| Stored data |

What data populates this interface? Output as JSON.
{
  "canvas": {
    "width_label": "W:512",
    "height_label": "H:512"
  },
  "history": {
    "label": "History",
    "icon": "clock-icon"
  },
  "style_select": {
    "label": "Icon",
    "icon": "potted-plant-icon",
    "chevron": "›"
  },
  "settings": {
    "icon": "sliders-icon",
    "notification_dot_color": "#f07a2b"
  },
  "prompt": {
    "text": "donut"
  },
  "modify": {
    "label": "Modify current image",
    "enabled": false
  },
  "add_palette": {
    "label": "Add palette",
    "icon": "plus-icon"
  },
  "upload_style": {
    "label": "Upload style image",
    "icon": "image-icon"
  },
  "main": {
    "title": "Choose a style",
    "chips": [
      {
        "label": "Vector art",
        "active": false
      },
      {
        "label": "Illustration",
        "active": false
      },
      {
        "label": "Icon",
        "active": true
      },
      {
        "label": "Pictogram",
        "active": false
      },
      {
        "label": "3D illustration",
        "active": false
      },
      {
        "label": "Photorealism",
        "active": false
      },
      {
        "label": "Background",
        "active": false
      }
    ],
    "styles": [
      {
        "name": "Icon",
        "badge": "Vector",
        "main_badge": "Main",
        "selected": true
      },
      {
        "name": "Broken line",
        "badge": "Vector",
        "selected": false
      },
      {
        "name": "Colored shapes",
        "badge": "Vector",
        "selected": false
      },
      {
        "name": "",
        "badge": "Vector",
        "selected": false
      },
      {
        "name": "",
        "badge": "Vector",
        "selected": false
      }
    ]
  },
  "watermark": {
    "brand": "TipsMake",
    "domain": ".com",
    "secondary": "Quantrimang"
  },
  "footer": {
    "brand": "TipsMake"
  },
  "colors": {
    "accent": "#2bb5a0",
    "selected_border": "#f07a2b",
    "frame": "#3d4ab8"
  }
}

| Exercise aim |
Copy out the data shown above without altering anything.

| Response to the task |
What data populates this interface? Output as JSON.
{
  "canvas": {
    "width_label": "W:512",
    "height_label": "H:512"
  },
  "history": {
    "label": "History",
    "icon": "clock-icon"
  },
  "style_select": {
    "label": "Icon",
    "icon": "potted-plant-icon",
    "chevron": "›"
  },
  "settings": {
    "icon": "sliders-icon",
    "notification_dot_color": "#f07a2b"
  },
  "prompt": {
    "text": "donut"
  },
  "modify": {
    "label": "Modify current image",
    "enabled": false
  },
  "add_palette": {
    "label": "Add palette",
    "icon": "plus-icon"
  },
  "upload_style": {
    "label": "Upload style image",
    "icon": "image-icon"
  },
  "main": {
    "title": "Choose a style",
    "chips": [
      {
        "label": "Vector art",
        "active": false
      },
      {
        "label": "Illustration",
        "active": false
      },
      {
        "label": "Icon",
        "active": true
      },
      {
        "label": "Pictogram",
        "active": false
      },
      {
        "label": "3D illustration",
        "active": false
      },
      {
        "label": "Photorealism",
        "active": false
      },
      {
        "label": "Background",
        "active": false
      }
    ],
    "styles": [
      {
        "name": "Icon",
        "badge": "Vector",
        "main_badge": "Main",
        "selected": true
      },
      {
        "name": "Broken line",
        "badge": "Vector",
        "selected": false
      },
      {
        "name": "Colored shapes",
        "badge": "Vector",
        "selected": false
      },
      {
        "name": "",
        "badge": "Vector",
        "selected": false
      },
      {
        "name": "",
        "badge": "Vector",
        "selected": false
      }
    ]
  },
  "watermark": {
    "brand": "TipsMake",
    "domain": ".com",
    "secondary": "Quantrimang"
  },
  "footer": {
    "brand": "TipsMake"
  },
  "colors": {
    "accent": "#2bb5a0",
    "selected_border": "#f07a2b",
    "frame": "#3d4ab8"
  }
}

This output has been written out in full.